Set task: Reproduce the entries in full, with no changes.

Material:
start
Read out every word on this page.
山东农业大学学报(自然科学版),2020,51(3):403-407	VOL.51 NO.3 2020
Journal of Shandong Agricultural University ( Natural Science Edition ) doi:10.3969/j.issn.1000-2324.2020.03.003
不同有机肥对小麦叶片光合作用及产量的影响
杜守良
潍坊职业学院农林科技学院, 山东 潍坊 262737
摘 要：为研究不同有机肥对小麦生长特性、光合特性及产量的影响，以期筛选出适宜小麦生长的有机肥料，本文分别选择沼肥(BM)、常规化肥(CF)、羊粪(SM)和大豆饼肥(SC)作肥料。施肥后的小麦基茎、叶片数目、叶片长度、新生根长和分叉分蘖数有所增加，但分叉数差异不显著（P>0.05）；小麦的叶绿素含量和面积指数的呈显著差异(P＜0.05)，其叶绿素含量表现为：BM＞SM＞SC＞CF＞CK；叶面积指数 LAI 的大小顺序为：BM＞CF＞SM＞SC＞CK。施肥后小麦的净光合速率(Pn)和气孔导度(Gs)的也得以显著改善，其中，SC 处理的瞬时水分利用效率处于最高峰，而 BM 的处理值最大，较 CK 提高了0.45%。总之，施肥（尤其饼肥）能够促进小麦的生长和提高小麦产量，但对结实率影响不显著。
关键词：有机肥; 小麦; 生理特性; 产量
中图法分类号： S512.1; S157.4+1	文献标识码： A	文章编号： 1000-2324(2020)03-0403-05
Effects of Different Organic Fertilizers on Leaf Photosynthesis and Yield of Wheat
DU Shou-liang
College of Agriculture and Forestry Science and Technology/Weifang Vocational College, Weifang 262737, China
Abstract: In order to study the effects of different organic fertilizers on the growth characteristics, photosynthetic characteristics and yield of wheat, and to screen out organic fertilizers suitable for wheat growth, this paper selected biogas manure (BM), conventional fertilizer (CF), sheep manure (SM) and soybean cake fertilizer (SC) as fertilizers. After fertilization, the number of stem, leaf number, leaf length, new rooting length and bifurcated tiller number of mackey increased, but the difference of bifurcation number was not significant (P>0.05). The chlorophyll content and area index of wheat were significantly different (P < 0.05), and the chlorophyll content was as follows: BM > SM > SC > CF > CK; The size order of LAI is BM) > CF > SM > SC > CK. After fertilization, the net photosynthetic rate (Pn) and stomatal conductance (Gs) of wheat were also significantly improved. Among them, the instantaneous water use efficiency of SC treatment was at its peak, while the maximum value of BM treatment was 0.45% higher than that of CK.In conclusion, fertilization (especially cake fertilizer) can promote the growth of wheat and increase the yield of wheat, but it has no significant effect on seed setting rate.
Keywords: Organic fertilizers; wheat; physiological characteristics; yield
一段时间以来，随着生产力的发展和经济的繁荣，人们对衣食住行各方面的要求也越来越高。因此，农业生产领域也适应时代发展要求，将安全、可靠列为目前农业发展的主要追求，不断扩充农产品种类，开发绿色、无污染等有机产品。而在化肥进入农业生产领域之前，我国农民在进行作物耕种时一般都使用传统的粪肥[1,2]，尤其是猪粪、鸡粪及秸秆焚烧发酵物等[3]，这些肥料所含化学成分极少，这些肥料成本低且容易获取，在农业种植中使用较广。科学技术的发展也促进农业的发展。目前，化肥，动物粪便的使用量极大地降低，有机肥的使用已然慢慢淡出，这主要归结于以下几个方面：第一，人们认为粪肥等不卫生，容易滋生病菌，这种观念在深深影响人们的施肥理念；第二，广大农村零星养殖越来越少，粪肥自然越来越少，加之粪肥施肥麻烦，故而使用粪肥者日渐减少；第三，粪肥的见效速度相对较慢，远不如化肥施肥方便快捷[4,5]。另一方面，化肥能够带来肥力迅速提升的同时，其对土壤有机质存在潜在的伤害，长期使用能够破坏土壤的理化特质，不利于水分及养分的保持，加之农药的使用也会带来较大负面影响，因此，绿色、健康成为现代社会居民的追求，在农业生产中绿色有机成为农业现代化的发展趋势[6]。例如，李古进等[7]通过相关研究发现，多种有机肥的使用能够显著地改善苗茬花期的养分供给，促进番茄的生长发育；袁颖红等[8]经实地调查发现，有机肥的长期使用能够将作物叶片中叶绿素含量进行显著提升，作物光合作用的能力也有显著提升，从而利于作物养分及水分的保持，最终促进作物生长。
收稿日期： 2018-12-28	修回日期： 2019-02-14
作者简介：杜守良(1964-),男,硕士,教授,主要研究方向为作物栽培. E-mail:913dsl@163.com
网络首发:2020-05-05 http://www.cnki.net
end
Written response:
Read out every word on this page.
山东农业大学学报(自然科学版),2020,51(3):403-407	VOL.51 NO.3 2020
Journal of Shandong Agricultural University ( Natural Science Edition ) doi:10.3969/j.issn.1000-2324.2020.03.003
不同有机肥对小麦叶片光合作用及产量的影响
杜守良
潍坊职业学院农林科技学院, 山东 潍坊 262737
摘 要：为研究不同有机肥对小麦生长特性、光合特性及产量的影响，以期筛选出适宜小麦生长的有机肥料，本文分别选择沼肥(BM)、常规化肥(CF)、羊粪(SM)和大豆饼肥(SC)作肥料。施肥后的小麦基茎、叶片数目、叶片长度、新生根长和分叉分蘖数有所增加，但分叉数差异不显著（P>0.05）；小麦的叶绿素含量和面积指数的呈显著差异(P＜0.05)，其叶绿素含量表现为：BM＞SM＞SC＞CF＞CK；叶面积指数 LAI 的大小顺序为：BM＞CF＞SM＞SC＞CK。施肥后小麦的净光合速率(Pn)和气孔导度(Gs)的也得以显著改善，其中，SC 处理的瞬时水分利用效率处于最高峰，而 BM 的处理值最大，较 CK 提高了0.45%。总之，施肥（尤其饼肥）能够促进小麦的生长和提高小麦产量，但对结实率影响不显著。
关键词：有机肥; 小麦; 生理特性; 产量
中图法分类号： S512.1; S157.4+1	文献标识码： A	文章编号： 1000-2324(2020)03-0403-05
Effects of Different Organic Fertilizers on Leaf Photosynthesis and Yield of Wheat
DU Shou-liang
College of Agriculture and Forestry Science and Technology/Weifang Vocational College, Weifang 262737, China
Abstract: In order to study the effects of different organic fertilizers on the growth characteristics, photosynthetic characteristics and yield of wheat, and to screen out organic fertilizers suitable for wheat growth, this paper selected biogas manure (BM), conventional fertilizer (CF), sheep manure (SM) and soybean cake fertilizer (SC) as fertilizers. After fertilization, the number of stem, leaf number, leaf length, new rooting length and bifurcated tiller number of mackey increased, but the difference of bifurcation number was not significant (P>0.05). The chlorophyll content and area index of wheat were significantly different (P < 0.05), and the chlorophyll content was as follows: BM > SM > SC > CF > CK; The size order of LAI is BM) > CF > SM > SC > CK. After fertilization, the net photosynthetic rate (Pn) and stomatal conductance (Gs) of wheat were also significantly improved. Among them, the instantaneous water use efficiency of SC treatment was at its peak, while the maximum value of BM treatment was 0.45% higher than that of CK.In conclusion, fertilization (especially cake fertilizer) can promote the growth of wheat and increase the yield of wheat, but it has no significant effect on seed setting rate.
Keywords: Organic fertilizers; wheat; physiological characteristics; yield
一段时间以来，随着生产力的发展和经济的繁荣，人们对衣食住行各方面的要求也越来越高。因此，农业生产领域也适应时代发展要求，将安全、可靠列为目前农业发展的主要追求，不断扩充农产品种类，开发绿色、无污染等有机产品。而在化肥进入农业生产领域之前，我国农民在进行作物耕种时一般都使用传统的粪肥[1,2]，尤其是猪粪、鸡粪及秸秆焚烧发酵物等[3]，这些肥料所含化学成分极少，这些肥料成本低且容易获取，在农业种植中使用较广。科学技术的发展也促进农业的发展。目前，化肥，动物粪便的使用量极大地降低，有机肥的使用已然慢慢淡出，这主要归结于以下几个方面：第一，人们认为粪肥等不卫生，容易滋生病菌，这种观念在深深影响人们的施肥理念；第二，广大农村零星养殖越来越少，粪肥自然越来越少，加之粪肥施肥麻烦，故而使用粪肥者日渐减少；第三，粪肥的见效速度相对较慢，远不如化肥施肥方便快捷[4,5]。另一方面，化肥能够带来肥力迅速提升的同时，其对土壤有机质存在潜在的伤害，长期使用能够破坏土壤的理化特质，不利于水分及养分的保持，加之农药的使用也会带来较大负面影响，因此，绿色、健康成为现代社会居民的追求，在农业生产中绿色有机成为农业现代化的发展趋势[6]。例如，李古进等[7]通过相关研究发现，多种有机肥的使用能够显著地改善苗茬花期的养分供给，促进番茄的生长发育；袁颖红等[8]经实地调查发现，有机肥的长期使用能够将作物叶片中叶绿素含量进行显著提升，作物光合作用的能力也有显著提升，从而利于作物养分及水分的保持，最终促进作物生长。
收稿日期： 2018-12-28	修回日期： 2019-02-14
作者简介：杜守良(1964-),男,硕士,教授,主要研究方向为作物栽培. E-mail:913dsl@163.com
网络首发:2020-05-05 http://www.cnki.net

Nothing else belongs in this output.